* **DATA ROWS**:
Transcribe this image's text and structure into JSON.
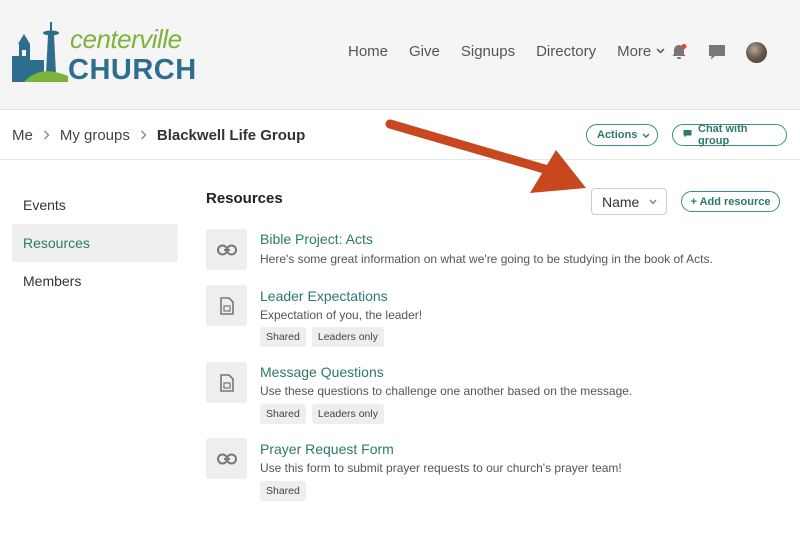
{
  "brand": {
    "name_top": "centerville",
    "name_bottom": "CHURCH",
    "colors": {
      "green": "#7bb33b",
      "blue": "#2f6d8f",
      "accent": "#2b7a6a",
      "annotation_arrow": "#c8471f"
    }
  },
  "nav": {
    "items": [
      "Home",
      "Give",
      "Signups",
      "Directory"
    ],
    "more_label": "More",
    "icons": [
      "bell-icon",
      "chat-icon",
      "avatar"
    ]
  },
  "breadcrumb": {
    "items": [
      "Me",
      "My groups"
    ],
    "current": "Blackwell Life Group"
  },
  "header_actions": {
    "actions_label": "Actions",
    "chat_label": "Chat with group"
  },
  "sidebar": {
    "items": [
      {
        "label": "Events",
        "active": false
      },
      {
        "label": "Resources",
        "active": true
      },
      {
        "label": "Members",
        "active": false
      }
    ]
  },
  "main": {
    "title": "Resources",
    "sort": {
      "selected": "Name"
    },
    "add_label": "+ Add resource",
    "resources": [
      {
        "icon": "link-icon",
        "name": "Bible Project: Acts",
        "description": "Here's some great information on what we're going to be studying in the book of Acts.",
        "tags": []
      },
      {
        "icon": "file-icon",
        "name": "Leader Expectations",
        "description": "Expectation of you, the leader!",
        "tags": [
          "Shared",
          "Leaders only"
        ]
      },
      {
        "icon": "file-icon",
        "name": "Message Questions",
        "description": "Use these questions to challenge one another based on the message.",
        "tags": [
          "Shared",
          "Leaders only"
        ]
      },
      {
        "icon": "link-icon",
        "name": "Prayer Request Form",
        "description": "Use this form to submit prayer requests to our church's prayer team!",
        "tags": [
          "Shared"
        ]
      }
    ]
  }
}
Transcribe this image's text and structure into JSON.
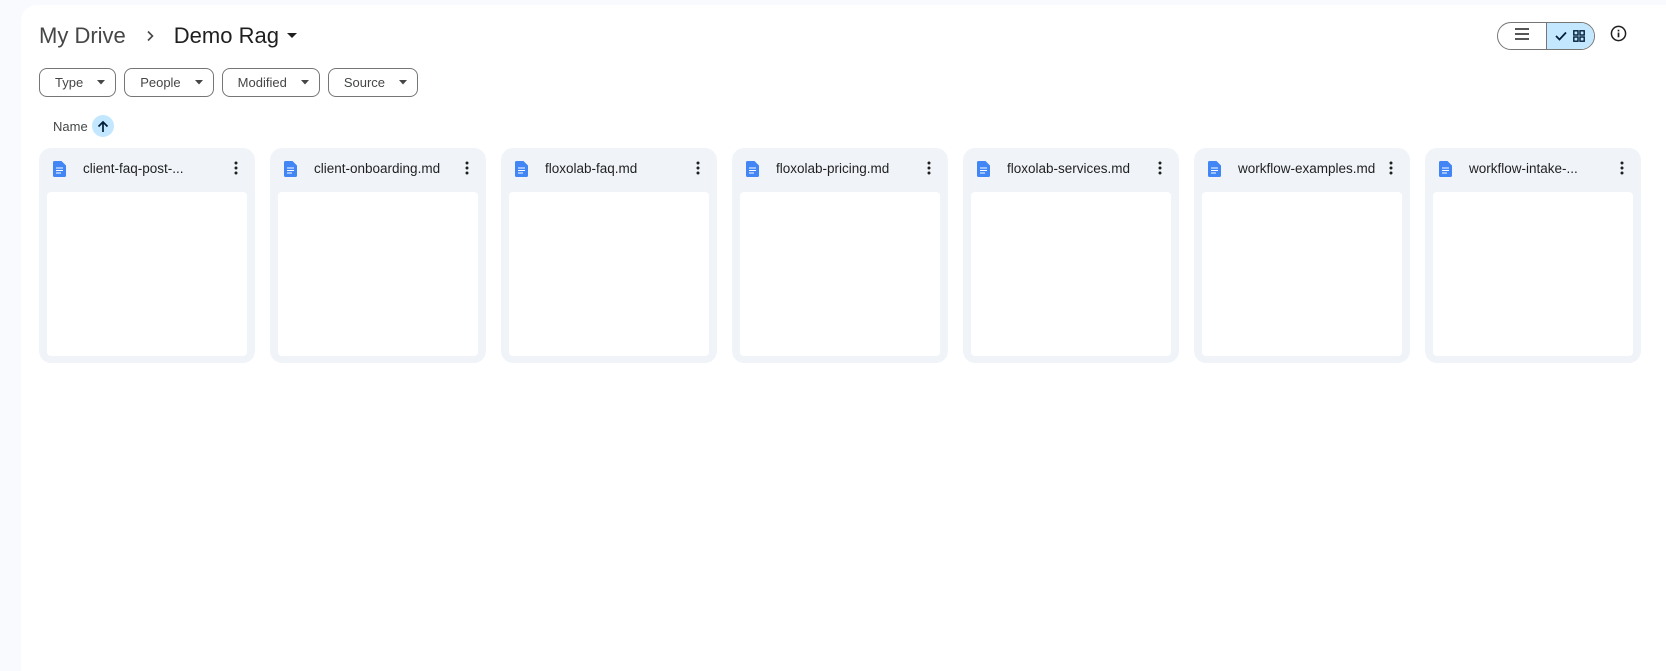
{
  "breadcrumb": {
    "root": "My Drive",
    "current": "Demo Rag"
  },
  "filters": [
    "Type",
    "People",
    "Modified",
    "Source"
  ],
  "sort": {
    "label": "Name",
    "direction": "ascending"
  },
  "files": [
    {
      "name": "client-faq-post-..."
    },
    {
      "name": "client-onboarding.md"
    },
    {
      "name": "floxolab-faq.md"
    },
    {
      "name": "floxolab-pricing.md"
    },
    {
      "name": "floxolab-services.md"
    },
    {
      "name": "workflow-examples.md"
    },
    {
      "name": "workflow-intake-..."
    }
  ],
  "view": {
    "selected": "grid"
  },
  "colors": {
    "accent": "#c2e7ff",
    "doc_icon": "#4285f4",
    "card_bg": "#f0f4f9"
  }
}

* **REQUIREMENT**:
Repeat the material above verbatim, with no pictures in the output.

* **RESULT OF THE TASK**:
Transcribe this image's text and structure into JSON.
{
  "brand": {
    "name_top": "centerville",
    "name_bottom": "CHURCH",
    "colors": {
      "green": "#7bb33b",
      "blue": "#2f6d8f",
      "accent": "#2b7a6a",
      "annotation_arrow": "#c8471f"
    }
  },
  "nav": {
    "items": [
      "Home",
      "Give",
      "Signups",
      "Directory"
    ],
    "more_label": "More",
    "icons": [
      "bell-icon",
      "chat-icon",
      "avatar"
    ]
  },
  "breadcrumb": {
    "items": [
      "Me",
      "My groups"
    ],
    "current": "Blackwell Life Group"
  },
  "header_actions": {
    "actions_label": "Actions",
    "chat_label": "Chat with group"
  },
  "sidebar": {
    "items": [
      {
        "label": "Events",
        "active": false
      },
      {
        "label": "Resources",
        "active": true
      },
      {
        "label": "Members",
        "active": false
      }
    ]
  },
  "main": {
    "title": "Resources",
    "sort": {
      "selected": "Name"
    },
    "add_label": "+ Add resource",
    "resources": [
      {
        "icon": "link-icon",
        "name": "Bible Project: Acts",
        "description": "Here's some great information on what we're going to be studying in the book of Acts.",
        "tags": []
      },
      {
        "icon": "file-icon",
        "name": "Leader Expectations",
        "description": "Expectation of you, the leader!",
        "tags": [
          "Shared",
          "Leaders only"
        ]
      },
      {
        "icon": "file-icon",
        "name": "Message Questions",
        "description": "Use these questions to challenge one another based on the message.",
        "tags": [
          "Shared",
          "Leaders only"
        ]
      },
      {
        "icon": "link-icon",
        "name": "Prayer Request Form",
        "description": "Use this form to submit prayer requests to our church's prayer team!",
        "tags": [
          "Shared"
        ]
      }
    ]
  }
}
Transcribe this image's text and structure into JSON.
{
  "breadcrumb": {
    "root": "My Drive",
    "current": "Demo Rag"
  },
  "filters": [
    "Type",
    "People",
    "Modified",
    "Source"
  ],
  "sort": {
    "label": "Name",
    "direction": "ascending"
  },
  "files": [
    {
      "name": "client-faq-post-..."
    },
    {
      "name": "client-onboarding.md"
    },
    {
      "name": "floxolab-faq.md"
    },
    {
      "name": "floxolab-pricing.md"
    },
    {
      "name": "floxolab-services.md"
    },
    {
      "name": "workflow-examples.md"
    },
    {
      "name": "workflow-intake-..."
    }
  ],
  "view": {
    "selected": "grid"
  },
  "colors": {
    "accent": "#c2e7ff",
    "doc_icon": "#4285f4",
    "card_bg": "#f0f4f9"
  }
}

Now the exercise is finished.